==== DATA ENTRIES

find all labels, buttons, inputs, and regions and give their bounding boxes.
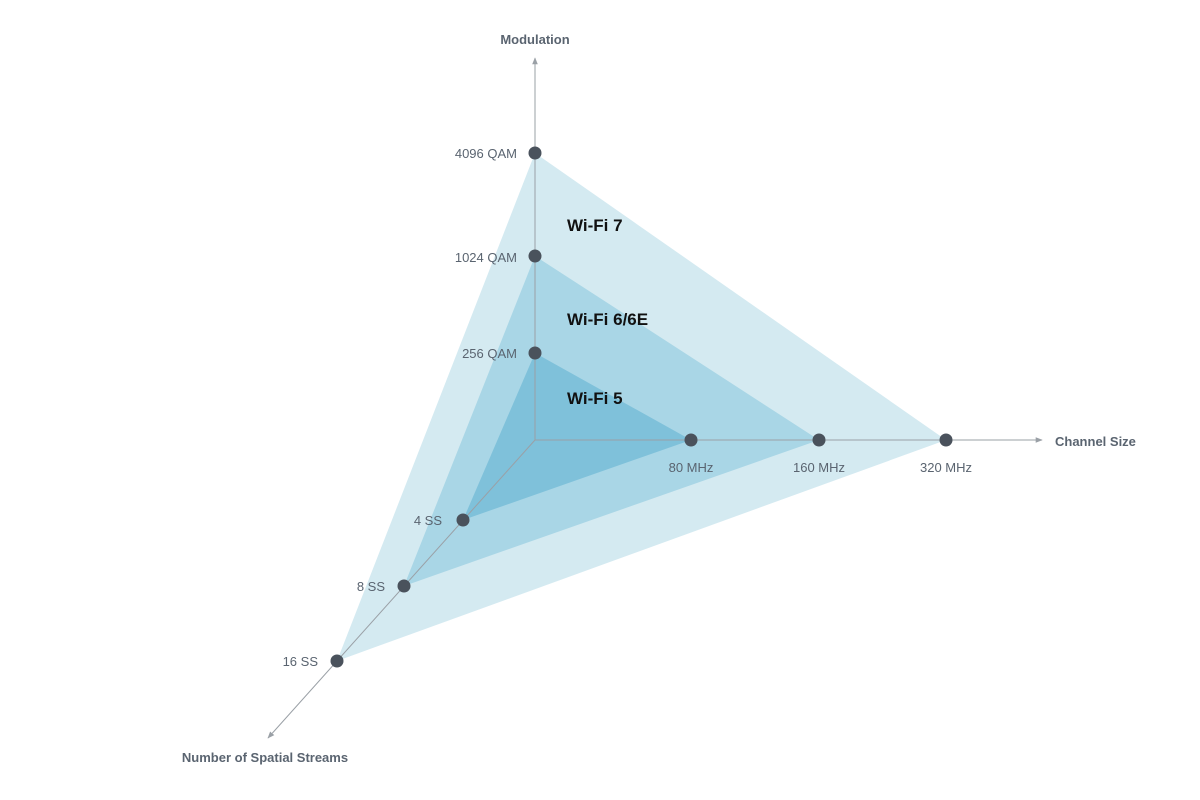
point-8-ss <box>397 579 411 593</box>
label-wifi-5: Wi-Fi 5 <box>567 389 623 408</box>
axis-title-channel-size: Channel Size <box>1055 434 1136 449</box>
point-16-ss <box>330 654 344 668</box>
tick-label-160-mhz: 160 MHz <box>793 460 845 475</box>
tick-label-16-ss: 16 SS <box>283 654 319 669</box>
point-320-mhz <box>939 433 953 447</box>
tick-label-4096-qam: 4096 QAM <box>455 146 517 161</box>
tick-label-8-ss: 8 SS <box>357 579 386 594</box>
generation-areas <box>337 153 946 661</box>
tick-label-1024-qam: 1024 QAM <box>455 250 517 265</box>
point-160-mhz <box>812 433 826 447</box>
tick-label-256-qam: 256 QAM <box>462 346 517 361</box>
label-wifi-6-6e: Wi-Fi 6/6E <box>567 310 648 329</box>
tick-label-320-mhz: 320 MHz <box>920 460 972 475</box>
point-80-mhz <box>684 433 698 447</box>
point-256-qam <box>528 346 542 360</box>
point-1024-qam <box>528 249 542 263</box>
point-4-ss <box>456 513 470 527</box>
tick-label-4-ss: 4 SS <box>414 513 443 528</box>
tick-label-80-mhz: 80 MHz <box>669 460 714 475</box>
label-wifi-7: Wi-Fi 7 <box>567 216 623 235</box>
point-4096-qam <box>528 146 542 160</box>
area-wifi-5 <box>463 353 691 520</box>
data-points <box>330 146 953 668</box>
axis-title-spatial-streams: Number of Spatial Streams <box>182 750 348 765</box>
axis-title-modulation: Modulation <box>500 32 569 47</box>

========

» WHAT YOU ARE ASKED TO DO: Rewrite the data above with "Wi-Fi" renamed to "WiFi" everywhere, and change nothing else. Leave the pictures out.

» EXERCISE RESPONSE:
find all labels, buttons, inputs, and regions and give their bounding boxes.
point-8-ss <box>397 579 411 593</box>
label-wifi-5: WiFi 5 <box>567 389 623 408</box>
axis-title-channel-size: Channel Size <box>1055 434 1136 449</box>
point-16-ss <box>330 654 344 668</box>
tick-label-160-mhz: 160 MHz <box>793 460 845 475</box>
tick-label-16-ss: 16 SS <box>283 654 319 669</box>
point-320-mhz <box>939 433 953 447</box>
tick-label-4096-qam: 4096 QAM <box>455 146 517 161</box>
tick-label-8-ss: 8 SS <box>357 579 386 594</box>
generation-areas <box>337 153 946 661</box>
tick-label-1024-qam: 1024 QAM <box>455 250 517 265</box>
point-160-mhz <box>812 433 826 447</box>
tick-label-256-qam: 256 QAM <box>462 346 517 361</box>
label-wifi-6-6e: WiFi 6/6E <box>567 310 648 329</box>
tick-label-320-mhz: 320 MHz <box>920 460 972 475</box>
point-80-mhz <box>684 433 698 447</box>
point-256-qam <box>528 346 542 360</box>
point-1024-qam <box>528 249 542 263</box>
point-4-ss <box>456 513 470 527</box>
tick-label-4-ss: 4 SS <box>414 513 443 528</box>
tick-label-80-mhz: 80 MHz <box>669 460 714 475</box>
label-wifi-7: WiFi 7 <box>567 216 623 235</box>
point-4096-qam <box>528 146 542 160</box>
area-wifi-5 <box>463 353 691 520</box>
data-points <box>330 146 953 668</box>
axis-title-spatial-streams: Number of Spatial Streams <box>182 750 348 765</box>
axis-title-modulation: Modulation <box>500 32 569 47</box>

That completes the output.